■ **Direction**:
Return all lines in the material below that contain "가변길이".

■ **Provided data**:
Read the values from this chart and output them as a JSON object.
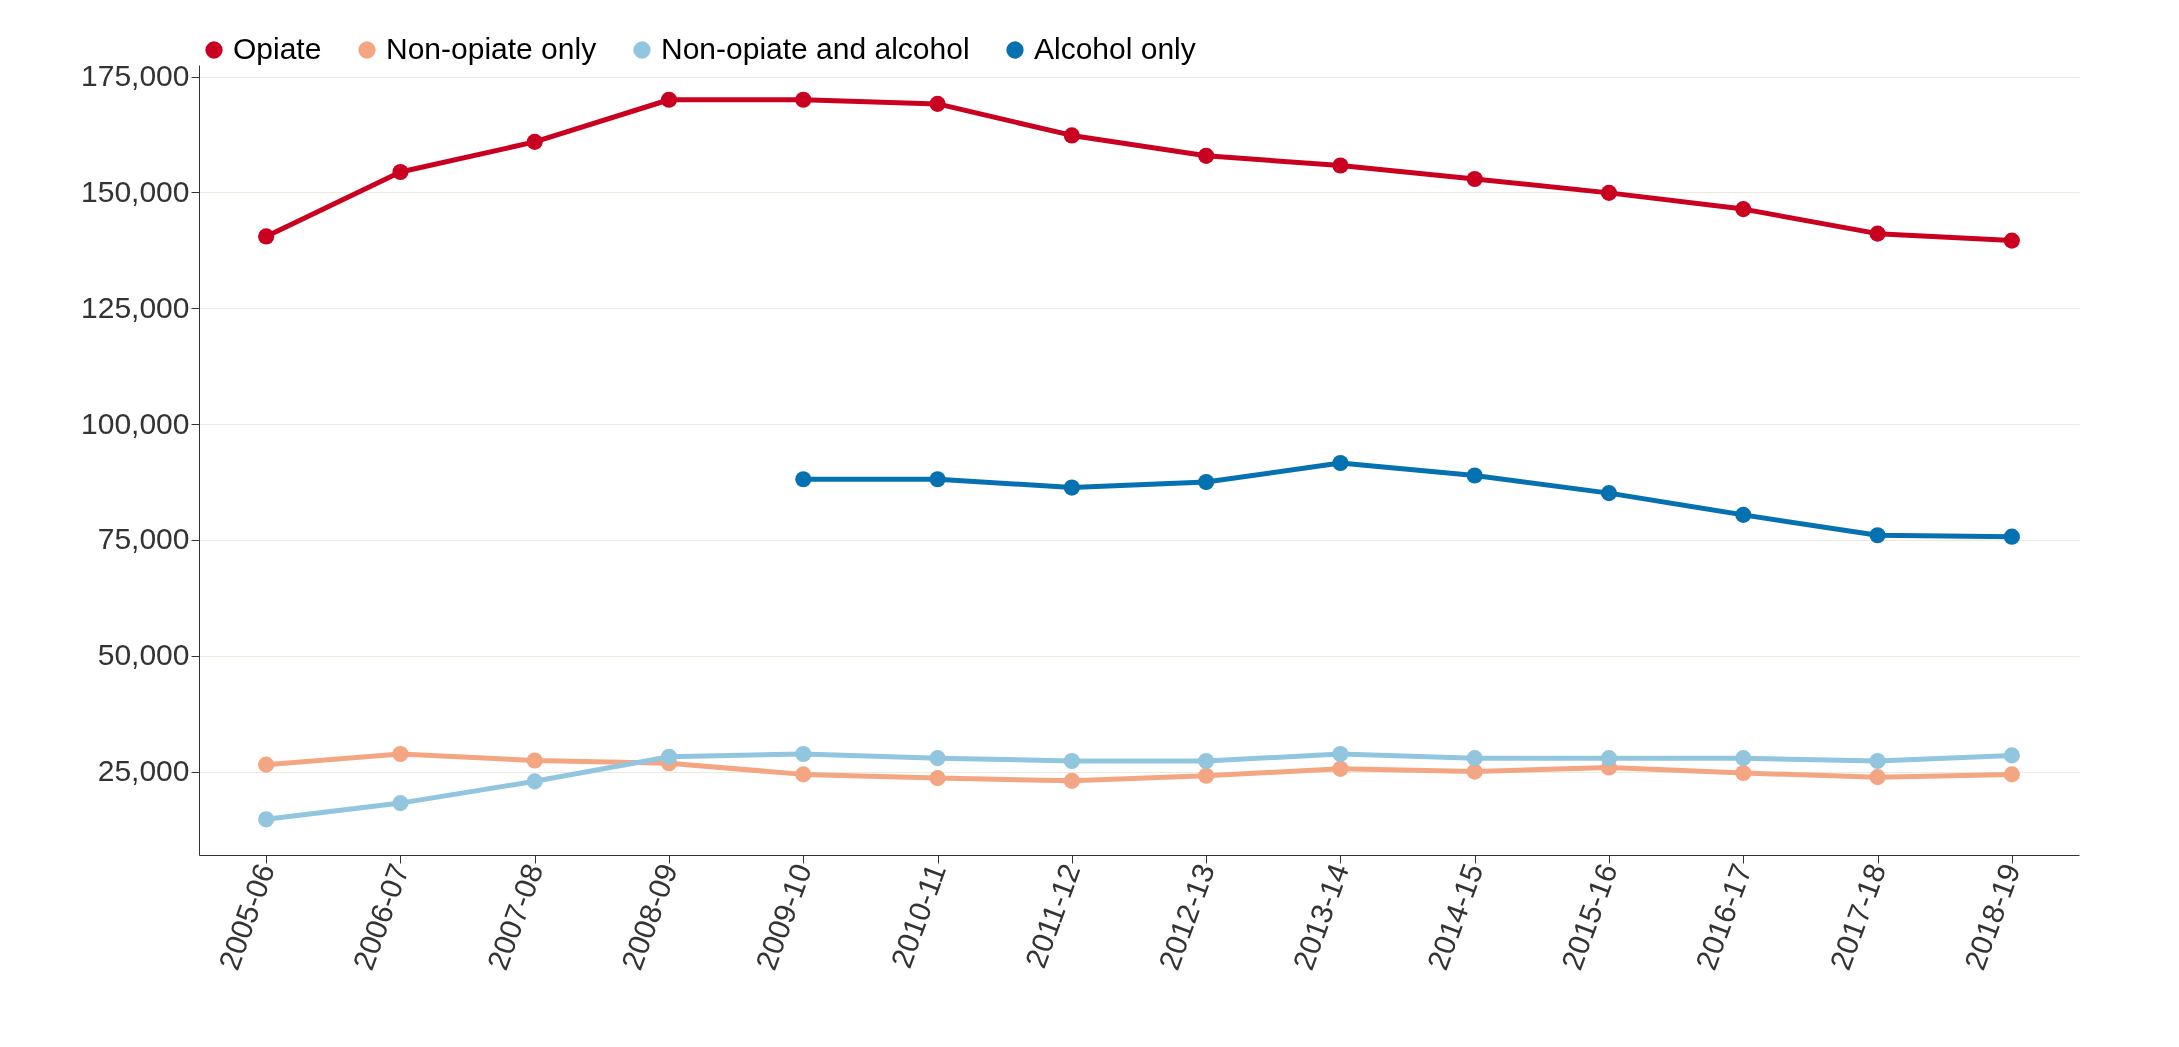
{
  "chart_data": {
    "type": "line",
    "categories": [
      "2005-06",
      "2006-07",
      "2007-08",
      "2008-09",
      "2009-10",
      "2010-11",
      "2011-12",
      "2012-13",
      "2013-14",
      "2014-15",
      "2015-16",
      "2016-17",
      "2017-18",
      "2018-19"
    ],
    "series": [
      {
        "name": "Opiate",
        "color": "#ca0020",
        "values": [
          140500,
          154400,
          160900,
          170000,
          170000,
          169100,
          162300,
          157900,
          155800,
          152900,
          149900,
          146400,
          141100,
          139600
        ]
      },
      {
        "name": "Non-opiate only",
        "color": "#f4a582",
        "values": [
          26500,
          28800,
          27400,
          26800,
          24400,
          23600,
          23000,
          24100,
          25600,
          25000,
          25900,
          24700,
          23800,
          24400
        ]
      },
      {
        "name": "Non-opiate and alcohol",
        "color": "#92c5de",
        "values": [
          14700,
          18200,
          22900,
          28200,
          28800,
          27900,
          27300,
          27300,
          28800,
          27900,
          27900,
          27900,
          27300,
          28500
        ]
      },
      {
        "name": "Alcohol only",
        "color": "#0571b0",
        "values": [
          null,
          null,
          null,
          null,
          88100,
          88100,
          86300,
          87500,
          91600,
          88900,
          85100,
          80400,
          76000,
          75700
        ]
      }
    ],
    "ylim": [
      7000,
      177500
    ],
    "yticks": [
      {
        "value": 25000,
        "label": "25,000"
      },
      {
        "value": 50000,
        "label": "50,000"
      },
      {
        "value": 75000,
        "label": "75,000"
      },
      {
        "value": 100000,
        "label": "100,000"
      },
      {
        "value": 125000,
        "label": "125,000"
      },
      {
        "value": 150000,
        "label": "150,000"
      },
      {
        "value": 175000,
        "label": "175,000"
      }
    ],
    "grid": "y",
    "legend": "top",
    "marker": "circle",
    "line_style": "solid"
  }
}
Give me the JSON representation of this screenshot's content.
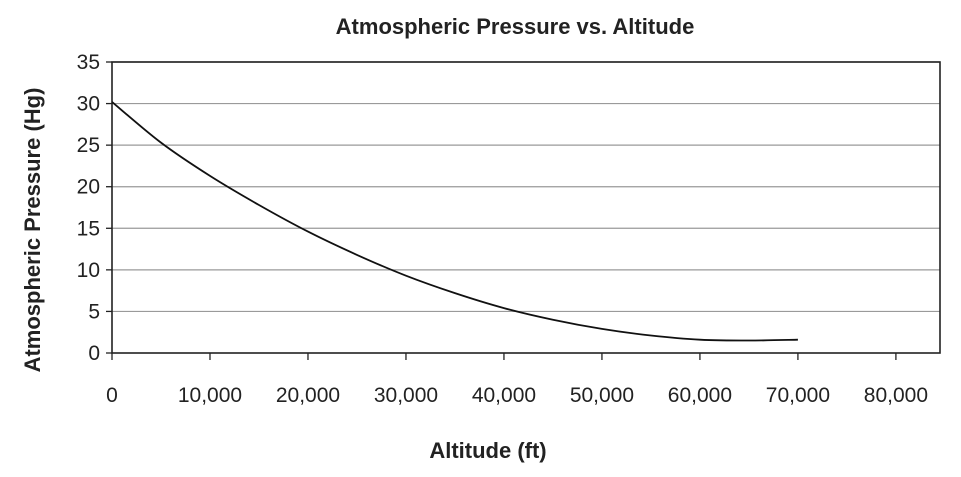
{
  "chart_data": {
    "type": "line",
    "title": "Atmospheric Pressure vs. Altitude",
    "xlabel": "Altitude (ft)",
    "ylabel": "Atmospheric Pressure (Hg)",
    "xlim": [
      0,
      84500
    ],
    "ylim": [
      0,
      35
    ],
    "x_ticks": [
      0,
      10000,
      20000,
      30000,
      40000,
      50000,
      60000,
      70000,
      80000
    ],
    "x_tick_labels": [
      "0",
      "10,000",
      "20,000",
      "30,000",
      "40,000",
      "50,000",
      "60,000",
      "70,000",
      "80,000"
    ],
    "y_ticks": [
      0,
      5,
      10,
      15,
      20,
      25,
      30,
      35
    ],
    "y_tick_labels": [
      "0",
      "5",
      "10",
      "15",
      "20",
      "25",
      "30",
      "35"
    ],
    "grid": "horizontal",
    "series": [
      {
        "color": "#111111",
        "x": [
          0,
          5000,
          10000,
          15000,
          20000,
          25000,
          30000,
          35000,
          40000,
          45000,
          50000,
          55000,
          60000,
          65000,
          70000
        ],
        "y": [
          30.2,
          25.3,
          21.3,
          17.8,
          14.6,
          11.8,
          9.3,
          7.2,
          5.4,
          4.0,
          2.9,
          2.1,
          1.6,
          1.5,
          1.6
        ]
      }
    ]
  }
}
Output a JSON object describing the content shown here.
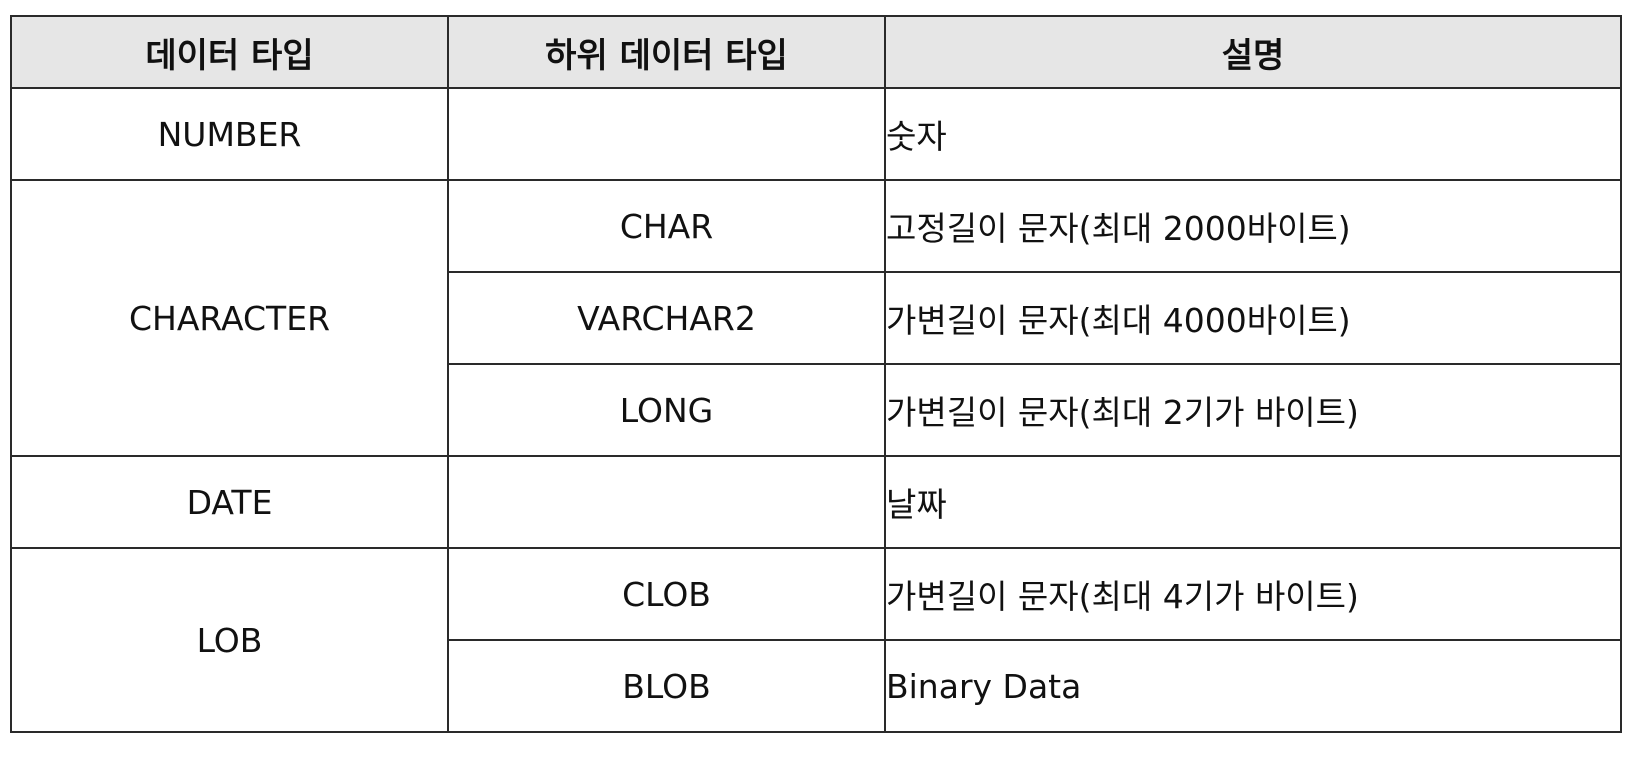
{
  "table": {
    "headers": [
      "데이터 타입",
      "하위 데이터 타입",
      "설명"
    ],
    "rows": [
      {
        "type": "NUMBER",
        "subtype": "",
        "description": "숫자"
      },
      {
        "type": "CHARACTER",
        "subtype": "CHAR",
        "description": "고정길이 문자(최대 2000바이트)"
      },
      {
        "type": "",
        "subtype": "VARCHAR2",
        "description": "가변길이 문자(최대 4000바이트)"
      },
      {
        "type": "",
        "subtype": "LONG",
        "description": "가변길이 문자(최대 2기가 바이트)"
      },
      {
        "type": "DATE",
        "subtype": "",
        "description": "날짜"
      },
      {
        "type": "LOB",
        "subtype": "CLOB",
        "description": "가변길이 문자(최대 4기가 바이트)"
      },
      {
        "type": "",
        "subtype": "BLOB",
        "description": "Binary Data"
      }
    ]
  },
  "colors": {
    "header_background": "#e6e6e6",
    "border": "#2a2a2a"
  }
}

■ **Response to the exercise**:
        "description": "가변길이 문자(최대 4000바이트)"
        "description": "가변길이 문자(최대 2기가 바이트)"
        "description": "가변길이 문자(최대 4기가 바이트)"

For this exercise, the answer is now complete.